> **DOCUMENT EXTRACT**
"""
Donald Baker [00:18:28]:
And that just leads, in my opinion, ultimately to higher costs, at least higher costs for everybody. It leads to worse outcomes. And I think it’s an effect that is sometimes not understood seeing just through a keyhole of funding specifically for healthcare services. So I think it’s much more integrated to that. And for me, I think in East Texas, what I’ve learned here is if your nearest ER is an hour away in a heart attack, in a trauma, in a motor vehicle accident, in a agriculture related injury, that’s the difference between life and death. And ultimately with our purpose and our calling, that’s kind of where our hearts and our minds go. When we think about some of this. It’s beyond trying to manage the economics of providing a viable, sustainable service that we’re trying to.
Donald Baker [00:19:14]:
We want to change outcomes for regions and those regions are significantly important for states like this.
Chip Kahn [00:19:22]:
Thanks so much, Donald. It can be easy to view debates in Congress and policy changes as distant problems that don’t affect everyday Americans. But as Donald lays out, that couldn’t be further from the truth. In this case, healthcare cuts, both changes to Medicaid and the expiration of the enhanced tax credits will impact local hospitals and by extension, the patients they serve. We know hospitals will go above and beyond to continue providing quality 24/7 care. But the challenges facing hospitals will make that increasingly more difficult. Which is why in the years ahead, it will be critical for Congress to reconsider cuts and pass patient friendly solutions.
Narrator [00:20:12]:
Thanks for listening to Hospitals in Focus from the Federation of American Hospitals. Learn more at fah.org. Follow the federation on social media @FAHhospitals and follow Chip @ChipKahn. Please rate, review and subscribe to Hospitals in Focus. Join us next time for more in depth conversations with healthcare leaders.
"""
> **MATERIAL PROVIDED**
"""
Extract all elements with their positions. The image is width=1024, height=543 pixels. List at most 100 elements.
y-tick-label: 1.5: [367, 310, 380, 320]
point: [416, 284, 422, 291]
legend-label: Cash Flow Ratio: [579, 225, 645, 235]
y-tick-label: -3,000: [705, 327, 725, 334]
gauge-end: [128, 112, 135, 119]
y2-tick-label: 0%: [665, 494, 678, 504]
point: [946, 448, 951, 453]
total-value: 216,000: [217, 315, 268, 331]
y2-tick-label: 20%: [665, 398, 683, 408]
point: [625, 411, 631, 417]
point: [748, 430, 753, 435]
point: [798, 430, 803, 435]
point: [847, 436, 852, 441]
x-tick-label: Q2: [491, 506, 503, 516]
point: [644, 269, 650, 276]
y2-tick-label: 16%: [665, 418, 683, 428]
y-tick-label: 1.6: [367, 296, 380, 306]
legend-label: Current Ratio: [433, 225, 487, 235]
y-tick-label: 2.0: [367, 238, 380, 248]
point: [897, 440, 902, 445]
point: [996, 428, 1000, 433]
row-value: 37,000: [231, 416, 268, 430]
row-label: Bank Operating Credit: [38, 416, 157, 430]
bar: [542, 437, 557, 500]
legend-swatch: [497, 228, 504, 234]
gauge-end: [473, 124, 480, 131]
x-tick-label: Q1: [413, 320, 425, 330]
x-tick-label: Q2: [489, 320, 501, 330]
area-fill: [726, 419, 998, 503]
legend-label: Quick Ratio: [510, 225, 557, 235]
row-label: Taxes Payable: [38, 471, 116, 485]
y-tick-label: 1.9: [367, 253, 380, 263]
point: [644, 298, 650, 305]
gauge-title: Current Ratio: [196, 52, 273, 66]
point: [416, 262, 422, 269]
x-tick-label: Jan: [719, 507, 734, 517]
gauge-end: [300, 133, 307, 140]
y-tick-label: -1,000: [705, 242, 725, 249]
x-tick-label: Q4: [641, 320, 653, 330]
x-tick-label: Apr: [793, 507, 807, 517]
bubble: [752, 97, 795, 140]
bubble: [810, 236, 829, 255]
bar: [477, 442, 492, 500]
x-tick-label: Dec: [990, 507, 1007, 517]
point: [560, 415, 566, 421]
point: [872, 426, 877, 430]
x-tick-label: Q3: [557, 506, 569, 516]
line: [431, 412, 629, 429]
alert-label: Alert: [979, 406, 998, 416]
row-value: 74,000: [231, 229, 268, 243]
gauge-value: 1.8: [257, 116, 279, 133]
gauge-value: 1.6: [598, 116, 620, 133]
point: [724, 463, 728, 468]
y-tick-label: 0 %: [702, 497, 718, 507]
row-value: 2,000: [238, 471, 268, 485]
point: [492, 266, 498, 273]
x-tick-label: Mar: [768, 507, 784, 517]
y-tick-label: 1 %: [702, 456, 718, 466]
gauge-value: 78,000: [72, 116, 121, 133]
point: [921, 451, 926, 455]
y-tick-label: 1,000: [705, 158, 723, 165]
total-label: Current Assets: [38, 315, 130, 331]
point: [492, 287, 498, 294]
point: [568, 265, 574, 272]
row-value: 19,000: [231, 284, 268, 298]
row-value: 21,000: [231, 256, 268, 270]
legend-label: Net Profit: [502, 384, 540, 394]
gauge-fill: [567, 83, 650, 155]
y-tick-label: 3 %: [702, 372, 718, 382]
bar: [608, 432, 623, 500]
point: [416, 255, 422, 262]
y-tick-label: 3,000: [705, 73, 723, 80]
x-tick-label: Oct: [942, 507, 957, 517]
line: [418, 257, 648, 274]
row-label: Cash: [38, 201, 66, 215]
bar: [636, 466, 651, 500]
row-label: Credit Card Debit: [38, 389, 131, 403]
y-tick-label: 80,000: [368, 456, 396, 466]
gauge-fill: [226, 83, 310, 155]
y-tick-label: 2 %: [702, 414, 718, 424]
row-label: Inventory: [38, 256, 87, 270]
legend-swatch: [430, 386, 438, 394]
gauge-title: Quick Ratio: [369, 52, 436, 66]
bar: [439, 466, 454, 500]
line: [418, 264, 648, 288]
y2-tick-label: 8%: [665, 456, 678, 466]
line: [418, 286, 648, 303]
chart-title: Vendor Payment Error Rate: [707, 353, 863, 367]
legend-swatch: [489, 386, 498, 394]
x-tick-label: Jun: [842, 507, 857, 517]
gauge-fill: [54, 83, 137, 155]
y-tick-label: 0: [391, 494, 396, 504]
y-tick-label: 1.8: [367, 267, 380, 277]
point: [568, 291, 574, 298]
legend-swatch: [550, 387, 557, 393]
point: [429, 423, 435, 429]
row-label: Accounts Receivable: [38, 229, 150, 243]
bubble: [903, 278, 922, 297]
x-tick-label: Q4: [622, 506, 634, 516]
"""
> **DIRECTIONS FOR THIS TASK**
Do these statements agree with the podcast transcript? Answer yes or no for each, and quote the words from the transcript that decide it.
1. Donald Baker says that in East Texas, having the nearest ER an hour away can mean the difference between life and death.
2. Chip Kahn says the enhanced tax credits will be extended.
3. The narrator points listeners to fah.org to learn more.
You do not need the entries for this.

> **SOLVED EXERCISE**
1. Yes: "if your nearest ER is an hour away in a heart attack, in a trauma, in a motor vehicle accident, in a agriculture related injury, that’s the difference between life and death"
2. No: "the expiration of the enhanced tax credits will impact local hospitals"
3. Yes: "Learn more at fah.org."